Scan the material that follows. Copy every line containing the word "JSON".

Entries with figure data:
┏━━

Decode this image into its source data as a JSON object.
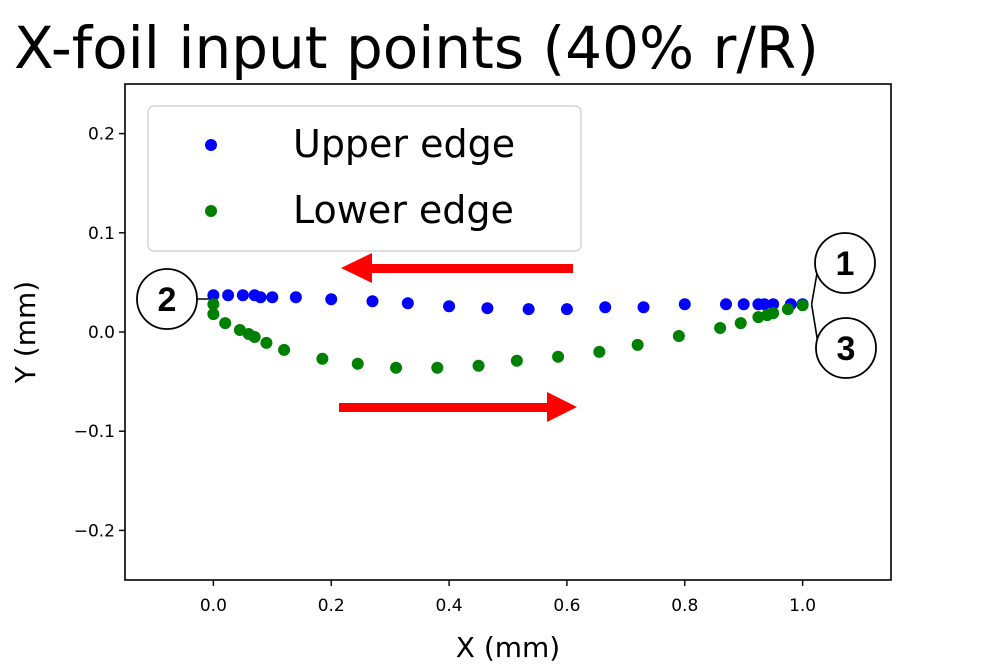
{
  "chart_data": {
    "type": "scatter",
    "title": "X-foil input points  (40% r/R)",
    "xlabel": "X (mm)",
    "ylabel": "Y (mm)",
    "xlim": [
      -0.15,
      1.15
    ],
    "ylim": [
      -0.25,
      0.25
    ],
    "xticks": [
      0.0,
      0.2,
      0.4,
      0.6,
      0.8,
      1.0
    ],
    "xtick_labels": [
      "0.0",
      "0.2",
      "0.4",
      "0.6",
      "0.8",
      "1.0"
    ],
    "yticks": [
      0.2,
      0.1,
      0.0,
      -0.1,
      -0.2
    ],
    "ytick_labels": [
      "0.2",
      "0.1",
      "0.0",
      "−0.1",
      "−0.2"
    ],
    "grid": false,
    "legend_position": "upper-left",
    "series": [
      {
        "name": "Upper edge",
        "color": "#0000ff",
        "x": [
          0.0,
          0.025,
          0.05,
          0.07,
          0.08,
          0.1,
          0.14,
          0.2,
          0.27,
          0.33,
          0.4,
          0.465,
          0.535,
          0.6,
          0.665,
          0.73,
          0.8,
          0.87,
          0.9,
          0.925,
          0.935,
          0.95,
          0.98,
          1.0
        ],
        "y": [
          0.037,
          0.037,
          0.037,
          0.037,
          0.035,
          0.035,
          0.035,
          0.033,
          0.031,
          0.029,
          0.026,
          0.024,
          0.023,
          0.023,
          0.025,
          0.025,
          0.028,
          0.028,
          0.028,
          0.028,
          0.028,
          0.028,
          0.028,
          0.028
        ]
      },
      {
        "name": "Lower edge",
        "color": "#008000",
        "x": [
          0.0,
          0.0,
          0.02,
          0.045,
          0.06,
          0.07,
          0.09,
          0.12,
          0.185,
          0.245,
          0.31,
          0.38,
          0.45,
          0.515,
          0.585,
          0.655,
          0.72,
          0.79,
          0.86,
          0.895,
          0.925,
          0.94,
          0.95,
          0.975,
          1.0
        ],
        "y": [
          0.028,
          0.018,
          0.009,
          0.002,
          -0.002,
          -0.005,
          -0.011,
          -0.018,
          -0.027,
          -0.032,
          -0.036,
          -0.036,
          -0.034,
          -0.029,
          -0.025,
          -0.02,
          -0.013,
          -0.004,
          0.004,
          0.009,
          0.015,
          0.017,
          0.019,
          0.023,
          0.027
        ]
      }
    ],
    "annotations": {
      "callouts": [
        "1",
        "2",
        "3"
      ],
      "arrows": [
        {
          "direction": "left",
          "color": "#ff0000"
        },
        {
          "direction": "right",
          "color": "#ff0000"
        }
      ]
    }
  }
}
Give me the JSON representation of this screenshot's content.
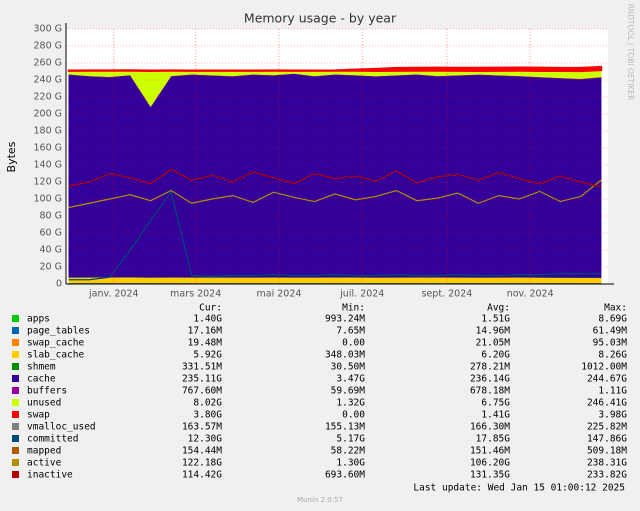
{
  "chart_data": {
    "type": "area",
    "title": "Memory usage - by year",
    "ylabel": "Bytes",
    "watermark": "RRDTOOL / TOBI OETIKER",
    "last_update": "Last update: Wed Jan 15 01:00:12 2025",
    "footer": "Munin 2.0.57",
    "legend_headers": [
      "Cur:",
      "Min:",
      "Avg:",
      "Max:"
    ],
    "grid": true,
    "x": [
      -33,
      -18,
      -3,
      12,
      27,
      42,
      57,
      72,
      87,
      102,
      117,
      132,
      147,
      162,
      177,
      192,
      207,
      222,
      237,
      252,
      267,
      282,
      297,
      312,
      327,
      342,
      357
    ],
    "xlim": [
      -35,
      362
    ],
    "xticks": [
      {
        "value": 0,
        "label": "janv. 2024"
      },
      {
        "value": 60,
        "label": "mars 2024"
      },
      {
        "value": 121,
        "label": "mai 2024"
      },
      {
        "value": 182,
        "label": "juil. 2024"
      },
      {
        "value": 244,
        "label": "sept. 2024"
      },
      {
        "value": 305,
        "label": "nov. 2024"
      }
    ],
    "ylim": [
      0,
      300
    ],
    "yticks": [
      0,
      {
        "value": 20,
        "label": "20 G"
      },
      {
        "value": 40,
        "label": "40 G"
      },
      {
        "value": 60,
        "label": "60 G"
      },
      {
        "value": 80,
        "label": "80 G"
      },
      {
        "value": 100,
        "label": "100 G"
      },
      {
        "value": 120,
        "label": "120 G"
      },
      {
        "value": 140,
        "label": "140 G"
      },
      {
        "value": 160,
        "label": "160 G"
      },
      {
        "value": 180,
        "label": "180 G"
      },
      {
        "value": 200,
        "label": "200 G"
      },
      {
        "value": 220,
        "label": "220 G"
      },
      {
        "value": 240,
        "label": "240 G"
      },
      {
        "value": 260,
        "label": "260 G"
      },
      {
        "value": 280,
        "label": "280 G"
      },
      {
        "value": 300,
        "label": "300 G"
      }
    ],
    "series": [
      {
        "name": "apps",
        "mode": "area",
        "color": "#00cc00",
        "cur": "1.40G",
        "min": "993.24M",
        "avg": "1.51G",
        "max": "8.69G",
        "values": [
          1.5,
          1.5,
          1.6,
          1.5,
          1.5,
          1.6,
          1.4,
          1.5,
          1.5,
          1.6,
          1.5,
          1.5,
          1.5,
          1.6,
          1.5,
          1.5,
          1.5,
          1.6,
          1.5,
          1.5,
          1.5,
          1.5,
          1.6,
          1.5,
          1.5,
          1.4,
          1.4
        ]
      },
      {
        "name": "page_tables",
        "mode": "area",
        "color": "#0066b3",
        "cur": "17.16M",
        "min": "7.65M",
        "avg": "14.96M",
        "max": "61.49M",
        "values": [
          0.015,
          0.015,
          0.015,
          0.015,
          0.015,
          0.015,
          0.015,
          0.015,
          0.015,
          0.015,
          0.015,
          0.015,
          0.015,
          0.015,
          0.015,
          0.015,
          0.015,
          0.015,
          0.015,
          0.015,
          0.015,
          0.015,
          0.015,
          0.015,
          0.015,
          0.017,
          0.017
        ]
      },
      {
        "name": "swap_cache",
        "mode": "area",
        "color": "#ff8000",
        "cur": "19.48M",
        "min": "0.00",
        "avg": "21.05M",
        "max": "95.03M",
        "values": [
          0.02,
          0.02,
          0.02,
          0.02,
          0.02,
          0.02,
          0.02,
          0.02,
          0.02,
          0.02,
          0.02,
          0.02,
          0.02,
          0.02,
          0.02,
          0.02,
          0.02,
          0.02,
          0.02,
          0.02,
          0.02,
          0.02,
          0.02,
          0.02,
          0.02,
          0.02,
          0.019
        ]
      },
      {
        "name": "slab_cache",
        "mode": "area",
        "color": "#ffcc00",
        "cur": "5.92G",
        "min": "348.03M",
        "avg": "6.20G",
        "max": "8.26G",
        "values": [
          6.2,
          6.3,
          6.2,
          6.4,
          6.1,
          6.2,
          6.3,
          6.2,
          6.2,
          6.1,
          6.3,
          6.2,
          6.2,
          6.2,
          6.3,
          6.1,
          6.2,
          6.2,
          6.3,
          6.2,
          6.1,
          6.2,
          6.2,
          6.1,
          6.0,
          6.0,
          5.9
        ]
      },
      {
        "name": "shmem",
        "mode": "area",
        "color": "#008f00",
        "cur": "331.51M",
        "min": "30.50M",
        "avg": "278.21M",
        "max": "1012.00M",
        "values": [
          0.28,
          0.28,
          0.28,
          0.28,
          0.28,
          0.28,
          0.28,
          0.28,
          0.28,
          0.28,
          0.28,
          0.28,
          0.28,
          0.28,
          0.28,
          0.28,
          0.28,
          0.28,
          0.28,
          0.28,
          0.28,
          0.28,
          0.28,
          0.28,
          0.3,
          0.32,
          0.33
        ]
      },
      {
        "name": "cache",
        "mode": "area",
        "color": "#330099",
        "cur": "235.11G",
        "min": "3.47G",
        "avg": "236.14G",
        "max": "244.67G",
        "values": [
          238,
          236,
          235,
          237,
          200,
          236,
          238,
          237,
          236,
          238,
          237,
          239,
          236,
          238,
          237,
          236,
          237,
          238,
          236,
          237,
          238,
          237,
          236,
          235,
          234,
          233,
          235.1
        ]
      },
      {
        "name": "buffers",
        "mode": "area",
        "color": "#990099",
        "cur": "767.60M",
        "min": "59.69M",
        "avg": "678.18M",
        "max": "1.11G",
        "values": [
          0.7,
          0.7,
          0.7,
          0.7,
          0.7,
          0.7,
          0.7,
          0.7,
          0.7,
          0.7,
          0.7,
          0.7,
          0.7,
          0.7,
          0.7,
          0.7,
          0.7,
          0.7,
          0.7,
          0.7,
          0.7,
          0.7,
          0.7,
          0.7,
          0.7,
          0.75,
          0.77
        ]
      },
      {
        "name": "unused",
        "mode": "area",
        "color": "#ccff00",
        "cur": "8.02G",
        "min": "1.32G",
        "avg": "6.75G",
        "max": "246.41G",
        "values": [
          4,
          6,
          7,
          5,
          42,
          6,
          4,
          5,
          6,
          4,
          5,
          3,
          6,
          4,
          5,
          6,
          5,
          4,
          6,
          5,
          4,
          5,
          6,
          7,
          8,
          9,
          8.0
        ]
      },
      {
        "name": "swap",
        "mode": "area",
        "color": "#ff0000",
        "cur": "3.80G",
        "min": "0.00",
        "avg": "1.41G",
        "max": "3.98G",
        "values": [
          0.5,
          0.5,
          0.5,
          0.5,
          0.5,
          0.5,
          0.5,
          0.5,
          0.5,
          0.5,
          0.5,
          0.5,
          0.5,
          0.5,
          1.5,
          2.5,
          3.5,
          3.6,
          3.7,
          3.7,
          3.8,
          3.8,
          3.9,
          3.9,
          3.8,
          3.8,
          3.8
        ]
      },
      {
        "name": "vmalloc_used",
        "mode": "line",
        "color": "#808080",
        "cur": "163.57M",
        "min": "155.13M",
        "avg": "166.30M",
        "max": "225.82M",
        "values": [
          0.16,
          0.16,
          0.16,
          0.16,
          0.16,
          0.16,
          0.16,
          0.16,
          0.16,
          0.16,
          0.16,
          0.16,
          0.16,
          0.16,
          0.16,
          0.16,
          0.16,
          0.16,
          0.16,
          0.16,
          0.16,
          0.16,
          0.16,
          0.16,
          0.16,
          0.16,
          0.164
        ]
      },
      {
        "name": "committed",
        "mode": "line",
        "color": "#00487d",
        "cur": "12.30G",
        "min": "5.17G",
        "avg": "17.85G",
        "max": "147.86G",
        "values": [
          5,
          5,
          8,
          40,
          75,
          108,
          10,
          9,
          10,
          10,
          11,
          10,
          10,
          11,
          10,
          10,
          11,
          10,
          10,
          11,
          10,
          10,
          11,
          11,
          12,
          12,
          12.3
        ]
      },
      {
        "name": "mapped",
        "mode": "line",
        "color": "#b35a00",
        "cur": "154.44M",
        "min": "58.22M",
        "avg": "151.46M",
        "max": "509.18M",
        "values": [
          0.15,
          0.15,
          0.15,
          0.15,
          0.15,
          0.15,
          0.15,
          0.15,
          0.15,
          0.15,
          0.15,
          0.15,
          0.15,
          0.15,
          0.15,
          0.15,
          0.15,
          0.15,
          0.15,
          0.15,
          0.15,
          0.15,
          0.15,
          0.15,
          0.15,
          0.15,
          0.154
        ]
      },
      {
        "name": "active",
        "mode": "line",
        "color": "#b38f00",
        "cur": "122.18G",
        "min": "1.30G",
        "avg": "106.20G",
        "max": "238.31G",
        "values": [
          90,
          95,
          100,
          105,
          98,
          110,
          95,
          100,
          104,
          96,
          108,
          102,
          97,
          106,
          99,
          103,
          110,
          98,
          101,
          107,
          95,
          104,
          100,
          109,
          97,
          103,
          122.2
        ]
      },
      {
        "name": "inactive",
        "mode": "line",
        "color": "#b30000",
        "cur": "114.42G",
        "min": "693.60M",
        "avg": "131.35G",
        "max": "233.82G",
        "values": [
          115,
          120,
          130,
          125,
          118,
          135,
          122,
          128,
          120,
          132,
          125,
          118,
          130,
          124,
          127,
          121,
          133,
          119,
          126,
          129,
          122,
          131,
          124,
          118,
          127,
          120,
          114.4
        ]
      }
    ]
  }
}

┗━━

Final result:
Decode this image into its source data as a JSON object.
Give me the JSON representation of this screenshot's content.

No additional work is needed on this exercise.